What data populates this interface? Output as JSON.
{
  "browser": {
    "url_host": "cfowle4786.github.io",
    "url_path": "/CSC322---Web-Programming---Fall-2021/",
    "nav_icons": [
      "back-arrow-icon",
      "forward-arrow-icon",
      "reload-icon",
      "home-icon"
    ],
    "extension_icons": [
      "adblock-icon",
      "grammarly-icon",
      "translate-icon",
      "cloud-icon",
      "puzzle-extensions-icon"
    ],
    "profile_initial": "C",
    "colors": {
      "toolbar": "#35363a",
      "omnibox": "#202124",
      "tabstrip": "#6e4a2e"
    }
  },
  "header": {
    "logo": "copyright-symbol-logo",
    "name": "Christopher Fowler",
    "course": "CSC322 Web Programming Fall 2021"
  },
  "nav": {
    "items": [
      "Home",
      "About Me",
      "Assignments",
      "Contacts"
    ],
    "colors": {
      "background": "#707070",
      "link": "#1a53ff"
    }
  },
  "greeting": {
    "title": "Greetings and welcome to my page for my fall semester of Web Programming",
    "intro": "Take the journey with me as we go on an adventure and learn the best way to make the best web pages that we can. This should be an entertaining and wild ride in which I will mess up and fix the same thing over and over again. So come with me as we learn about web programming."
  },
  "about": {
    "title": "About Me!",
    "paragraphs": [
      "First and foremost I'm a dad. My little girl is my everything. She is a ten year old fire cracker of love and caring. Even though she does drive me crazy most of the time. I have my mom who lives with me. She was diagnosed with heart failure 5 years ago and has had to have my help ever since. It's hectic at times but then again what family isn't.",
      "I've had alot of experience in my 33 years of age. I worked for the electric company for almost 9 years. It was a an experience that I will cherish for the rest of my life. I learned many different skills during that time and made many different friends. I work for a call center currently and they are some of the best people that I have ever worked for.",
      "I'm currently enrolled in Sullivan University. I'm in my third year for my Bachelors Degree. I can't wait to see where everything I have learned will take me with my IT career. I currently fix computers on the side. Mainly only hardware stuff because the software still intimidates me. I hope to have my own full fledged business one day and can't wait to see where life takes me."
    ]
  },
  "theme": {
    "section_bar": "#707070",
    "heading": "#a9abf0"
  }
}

++++++++++++++++++++

[Exercise details]
Make an exact copy of every entry.

[Solution to this task]
What data populates this interface? Output as JSON.
{
  "browser": {
    "url_host": "cfowle4786.github.io",
    "url_path": "/CSC322---Web-Programming---Fall-2021/",
    "nav_icons": [
      "back-arrow-icon",
      "forward-arrow-icon",
      "reload-icon",
      "home-icon"
    ],
    "extension_icons": [
      "adblock-icon",
      "grammarly-icon",
      "translate-icon",
      "cloud-icon",
      "puzzle-extensions-icon"
    ],
    "profile_initial": "C",
    "colors": {
      "toolbar": "#35363a",
      "omnibox": "#202124",
      "tabstrip": "#6e4a2e"
    }
  },
  "header": {
    "logo": "copyright-symbol-logo",
    "name": "Christopher Fowler",
    "course": "CSC322 Web Programming Fall 2021"
  },
  "nav": {
    "items": [
      "Home",
      "About Me",
      "Assignments",
      "Contacts"
    ],
    "colors": {
      "background": "#707070",
      "link": "#1a53ff"
    }
  },
  "greeting": {
    "title": "Greetings and welcome to my page for my fall semester of Web Programming",
    "intro": "Take the journey with me as we go on an adventure and learn the best way to make the best web pages that we can. This should be an entertaining and wild ride in which I will mess up and fix the same thing over and over again. So come with me as we learn about web programming."
  },
  "about": {
    "title": "About Me!",
    "paragraphs": [
      "First and foremost I'm a dad. My little girl is my everything. She is a ten year old fire cracker of love and caring. Even though she does drive me crazy most of the time. I have my mom who lives with me. She was diagnosed with heart failure 5 years ago and has had to have my help ever since. It's hectic at times but then again what family isn't.",
      "I've had alot of experience in my 33 years of age. I worked for the electric company for almost 9 years. It was a an experience that I will cherish for the rest of my life. I learned many different skills during that time and made many different friends. I work for a call center currently and they are some of the best people that I have ever worked for.",
      "I'm currently enrolled in Sullivan University. I'm in my third year for my Bachelors Degree. I can't wait to see where everything I have learned will take me with my IT career. I currently fix computers on the side. Mainly only hardware stuff because the software still intimidates me. I hope to have my own full fledged business one day and can't wait to see where life takes me."
    ]
  },
  "theme": {
    "section_bar": "#707070",
    "heading": "#a9abf0"
  }
}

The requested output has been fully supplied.